TASK PROMPT:
What follows is a block of records; restate each one word for word.

Rows from a dataset
%%

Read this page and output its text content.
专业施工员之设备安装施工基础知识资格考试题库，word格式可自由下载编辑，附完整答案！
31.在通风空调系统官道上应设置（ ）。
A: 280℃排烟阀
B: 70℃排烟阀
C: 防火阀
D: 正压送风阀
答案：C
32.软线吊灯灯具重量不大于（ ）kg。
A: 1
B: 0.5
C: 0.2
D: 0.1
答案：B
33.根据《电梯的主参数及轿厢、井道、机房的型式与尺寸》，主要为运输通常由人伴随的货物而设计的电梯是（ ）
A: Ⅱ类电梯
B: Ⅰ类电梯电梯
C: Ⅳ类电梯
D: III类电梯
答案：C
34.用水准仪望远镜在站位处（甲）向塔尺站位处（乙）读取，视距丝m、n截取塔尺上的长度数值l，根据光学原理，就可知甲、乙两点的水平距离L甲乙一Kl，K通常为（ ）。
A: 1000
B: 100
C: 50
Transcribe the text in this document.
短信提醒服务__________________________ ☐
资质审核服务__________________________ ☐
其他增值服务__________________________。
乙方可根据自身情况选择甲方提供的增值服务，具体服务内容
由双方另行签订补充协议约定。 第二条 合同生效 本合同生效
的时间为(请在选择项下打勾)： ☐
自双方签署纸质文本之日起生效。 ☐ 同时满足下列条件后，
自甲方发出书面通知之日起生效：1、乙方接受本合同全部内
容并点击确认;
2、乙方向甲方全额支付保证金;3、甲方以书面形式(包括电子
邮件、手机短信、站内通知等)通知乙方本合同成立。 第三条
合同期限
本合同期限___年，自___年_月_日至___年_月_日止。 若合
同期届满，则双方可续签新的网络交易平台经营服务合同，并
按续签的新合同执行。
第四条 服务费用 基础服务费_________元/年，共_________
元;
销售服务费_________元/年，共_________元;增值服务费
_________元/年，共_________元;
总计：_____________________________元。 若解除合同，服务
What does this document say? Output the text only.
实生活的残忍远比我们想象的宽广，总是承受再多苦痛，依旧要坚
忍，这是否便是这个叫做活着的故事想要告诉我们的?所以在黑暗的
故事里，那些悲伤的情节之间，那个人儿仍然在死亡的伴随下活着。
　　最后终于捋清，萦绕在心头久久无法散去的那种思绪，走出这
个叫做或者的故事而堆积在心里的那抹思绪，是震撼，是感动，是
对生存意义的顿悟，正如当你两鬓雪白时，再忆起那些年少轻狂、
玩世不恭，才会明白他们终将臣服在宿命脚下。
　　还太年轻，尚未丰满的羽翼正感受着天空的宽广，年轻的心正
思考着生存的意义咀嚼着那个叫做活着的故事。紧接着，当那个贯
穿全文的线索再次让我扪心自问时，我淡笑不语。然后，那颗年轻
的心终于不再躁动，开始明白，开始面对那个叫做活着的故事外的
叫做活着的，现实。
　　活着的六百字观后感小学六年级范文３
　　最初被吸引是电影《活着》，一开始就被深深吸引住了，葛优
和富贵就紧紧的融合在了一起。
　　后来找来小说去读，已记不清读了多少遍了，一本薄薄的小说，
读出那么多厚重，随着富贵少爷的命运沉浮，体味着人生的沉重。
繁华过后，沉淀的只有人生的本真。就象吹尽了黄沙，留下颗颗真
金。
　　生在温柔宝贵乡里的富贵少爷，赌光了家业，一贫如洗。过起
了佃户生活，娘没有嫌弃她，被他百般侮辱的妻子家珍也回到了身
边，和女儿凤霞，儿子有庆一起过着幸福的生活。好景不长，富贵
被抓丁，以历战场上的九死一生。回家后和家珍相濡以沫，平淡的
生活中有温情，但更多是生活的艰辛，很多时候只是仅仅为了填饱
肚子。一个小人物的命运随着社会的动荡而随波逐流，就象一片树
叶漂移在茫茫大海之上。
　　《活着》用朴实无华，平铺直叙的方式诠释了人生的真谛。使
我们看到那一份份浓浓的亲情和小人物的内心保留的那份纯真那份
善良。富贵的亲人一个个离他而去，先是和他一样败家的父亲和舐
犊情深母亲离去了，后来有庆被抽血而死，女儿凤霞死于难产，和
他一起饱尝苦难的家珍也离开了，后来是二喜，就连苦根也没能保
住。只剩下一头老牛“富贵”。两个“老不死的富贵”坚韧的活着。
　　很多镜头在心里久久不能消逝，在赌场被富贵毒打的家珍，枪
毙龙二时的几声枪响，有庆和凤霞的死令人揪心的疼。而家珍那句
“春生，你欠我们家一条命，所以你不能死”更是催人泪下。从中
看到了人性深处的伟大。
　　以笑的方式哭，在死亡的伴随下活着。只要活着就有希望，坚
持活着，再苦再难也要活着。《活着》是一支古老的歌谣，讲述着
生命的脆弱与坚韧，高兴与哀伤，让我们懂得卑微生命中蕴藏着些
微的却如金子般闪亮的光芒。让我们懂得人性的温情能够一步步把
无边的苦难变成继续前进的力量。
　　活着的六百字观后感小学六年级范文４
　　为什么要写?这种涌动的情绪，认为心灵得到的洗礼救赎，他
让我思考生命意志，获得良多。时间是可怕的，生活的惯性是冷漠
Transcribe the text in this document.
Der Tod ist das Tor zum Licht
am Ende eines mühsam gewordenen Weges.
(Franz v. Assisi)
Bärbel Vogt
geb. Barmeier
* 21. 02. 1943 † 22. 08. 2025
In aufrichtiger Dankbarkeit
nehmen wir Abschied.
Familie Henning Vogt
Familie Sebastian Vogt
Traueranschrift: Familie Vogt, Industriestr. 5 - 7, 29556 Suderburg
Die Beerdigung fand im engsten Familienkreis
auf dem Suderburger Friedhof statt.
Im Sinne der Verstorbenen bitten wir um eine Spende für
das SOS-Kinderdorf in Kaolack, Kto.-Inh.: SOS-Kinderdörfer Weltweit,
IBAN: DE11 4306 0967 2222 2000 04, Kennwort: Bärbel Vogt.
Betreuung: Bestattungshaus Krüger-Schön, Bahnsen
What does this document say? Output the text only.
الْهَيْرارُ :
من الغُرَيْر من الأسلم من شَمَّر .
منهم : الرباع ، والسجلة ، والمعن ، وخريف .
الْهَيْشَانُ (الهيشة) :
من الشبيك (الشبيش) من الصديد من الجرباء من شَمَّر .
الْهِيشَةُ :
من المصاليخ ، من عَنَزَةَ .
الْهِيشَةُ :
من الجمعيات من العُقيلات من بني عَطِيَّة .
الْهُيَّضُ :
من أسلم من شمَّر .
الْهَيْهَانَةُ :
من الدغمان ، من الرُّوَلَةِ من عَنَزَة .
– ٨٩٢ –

%%

RESULT FOR THIS TASK:
Read this page and output its text content.
专业施工员之设备安装施工基础知识资格考试题库，word格式可自由下载编辑，附完整答案！
31.在通风空调系统官道上应设置（ ）。
A: 280℃排烟阀
B: 70℃排烟阀
C: 防火阀
D: 正压送风阀
答案：C
32.软线吊灯灯具重量不大于（ ）kg。
A: 1
B: 0.5
C: 0.2
D: 0.1
答案：B
33.根据《电梯的主参数及轿厢、井道、机房的型式与尺寸》，主要为运输通常由人伴随的货物而设计的电梯是（ ）
A: Ⅱ类电梯
B: Ⅰ类电梯电梯
C: Ⅳ类电梯
D: III类电梯
答案：C
34.用水准仪望远镜在站位处（甲）向塔尺站位处（乙）读取，视距丝m、n截取塔尺上的长度数值l，根据光学原理，就可知甲、乙两点的水平距离L甲乙一Kl，K通常为（ ）。
A: 1000
B: 100
C: 50
Transcribe the text in this document.
短信提醒服务__________________________ ☐
资质审核服务__________________________ ☐
其他增值服务__________________________。
乙方可根据自身情况选择甲方提供的增值服务，具体服务内容
由双方另行签订补充协议约定。 第二条 合同生效 本合同生效
的时间为(请在选择项下打勾)： ☐
自双方签署纸质文本之日起生效。 ☐ 同时满足下列条件后，
自甲方发出书面通知之日起生效：1、乙方接受本合同全部内
容并点击确认;
2、乙方向甲方全额支付保证金;3、甲方以书面形式(包括电子
邮件、手机短信、站内通知等)通知乙方本合同成立。 第三条
合同期限
本合同期限___年，自___年_月_日至___年_月_日止。 若合
同期届满，则双方可续签新的网络交易平台经营服务合同，并
按续签的新合同执行。
第四条 服务费用 基础服务费_________元/年，共_________
元;
销售服务费_________元/年，共_________元;增值服务费
_________元/年，共_________元;
总计：_____________________________元。 若解除合同，服务
What does this document say? Output the text only.
实生活的残忍远比我们想象的宽广，总是承受再多苦痛，依旧要坚
忍，这是否便是这个叫做活着的故事想要告诉我们的?所以在黑暗的
故事里，那些悲伤的情节之间，那个人儿仍然在死亡的伴随下活着。
　　最后终于捋清，萦绕在心头久久无法散去的那种思绪，走出这
个叫做或者的故事而堆积在心里的那抹思绪，是震撼，是感动，是
对生存意义的顿悟，正如当你两鬓雪白时，再忆起那些年少轻狂、
玩世不恭，才会明白他们终将臣服在宿命脚下。
　　还太年轻，尚未丰满的羽翼正感受着天空的宽广，年轻的心正
思考着生存的意义咀嚼着那个叫做活着的故事。紧接着，当那个贯
穿全文的线索再次让我扪心自问时，我淡笑不语。然后，那颗年轻
的心终于不再躁动，开始明白，开始面对那个叫做活着的故事外的
叫做活着的，现实。
　　活着的六百字观后感小学六年级范文３
　　最初被吸引是电影《活着》，一开始就被深深吸引住了，葛优
和富贵就紧紧的融合在了一起。
　　后来找来小说去读，已记不清读了多少遍了，一本薄薄的小说，
读出那么多厚重，随着富贵少爷的命运沉浮，体味着人生的沉重。
繁华过后，沉淀的只有人生的本真。就象吹尽了黄沙，留下颗颗真
金。
　　生在温柔宝贵乡里的富贵少爷，赌光了家业，一贫如洗。过起
了佃户生活，娘没有嫌弃她，被他百般侮辱的妻子家珍也回到了身
边，和女儿凤霞，儿子有庆一起过着幸福的生活。好景不长，富贵
被抓丁，以历战场上的九死一生。回家后和家珍相濡以沫，平淡的
生活中有温情，但更多是生活的艰辛，很多时候只是仅仅为了填饱
肚子。一个小人物的命运随着社会的动荡而随波逐流，就象一片树
叶漂移在茫茫大海之上。
　　《活着》用朴实无华，平铺直叙的方式诠释了人生的真谛。使
我们看到那一份份浓浓的亲情和小人物的内心保留的那份纯真那份
善良。富贵的亲人一个个离他而去，先是和他一样败家的父亲和舐
犊情深母亲离去了，后来有庆被抽血而死，女儿凤霞死于难产，和
他一起饱尝苦难的家珍也离开了，后来是二喜，就连苦根也没能保
住。只剩下一头老牛“富贵”。两个“老不死的富贵”坚韧的活着。
　　很多镜头在心里久久不能消逝，在赌场被富贵毒打的家珍，枪
毙龙二时的几声枪响，有庆和凤霞的死令人揪心的疼。而家珍那句
“春生，你欠我们家一条命，所以你不能死”更是催人泪下。从中
看到了人性深处的伟大。
　　以笑的方式哭，在死亡的伴随下活着。只要活着就有希望，坚
持活着，再苦再难也要活着。《活着》是一支古老的歌谣，讲述着
生命的脆弱与坚韧，高兴与哀伤，让我们懂得卑微生命中蕴藏着些
微的却如金子般闪亮的光芒。让我们懂得人性的温情能够一步步把
无边的苦难变成继续前进的力量。
　　活着的六百字观后感小学六年级范文４
　　为什么要写?这种涌动的情绪，认为心灵得到的洗礼救赎，他
让我思考生命意志，获得良多。时间是可怕的，生活的惯性是冷漠
Transcribe the text in this document.
Der Tod ist das Tor zum Licht
am Ende eines mühsam gewordenen Weges.
(Franz v. Assisi)
Bärbel Vogt
geb. Barmeier
* 21. 02. 1943 † 22. 08. 2025
In aufrichtiger Dankbarkeit
nehmen wir Abschied.
Familie Henning Vogt
Familie Sebastian Vogt
Traueranschrift: Familie Vogt, Industriestr. 5 - 7, 29556 Suderburg
Die Beerdigung fand im engsten Familienkreis
auf dem Suderburger Friedhof statt.
Im Sinne der Verstorbenen bitten wir um eine Spende für
das SOS-Kinderdorf in Kaolack, Kto.-Inh.: SOS-Kinderdörfer Weltweit,
IBAN: DE11 4306 0967 2222 2000 04, Kennwort: Bärbel Vogt.
Betreuung: Bestattungshaus Krüger-Schön, Bahnsen
What does this document say? Output the text only.
الْهَيْرارُ :
من الغُرَيْر من الأسلم من شَمَّر .
منهم : الرباع ، والسجلة ، والمعن ، وخريف .
الْهَيْشَانُ (الهيشة) :
من الشبيك (الشبيش) من الصديد من الجرباء من شَمَّر .
الْهِيشَةُ :
من المصاليخ ، من عَنَزَةَ .
الْهِيشَةُ :
من الجمعيات من العُقيلات من بني عَطِيَّة .
الْهُيَّضُ :
من أسلم من شمَّر .
الْهَيْهَانَةُ :
من الدغمان ، من الرُّوَلَةِ من عَنَزَة .
– ٨٩٢ –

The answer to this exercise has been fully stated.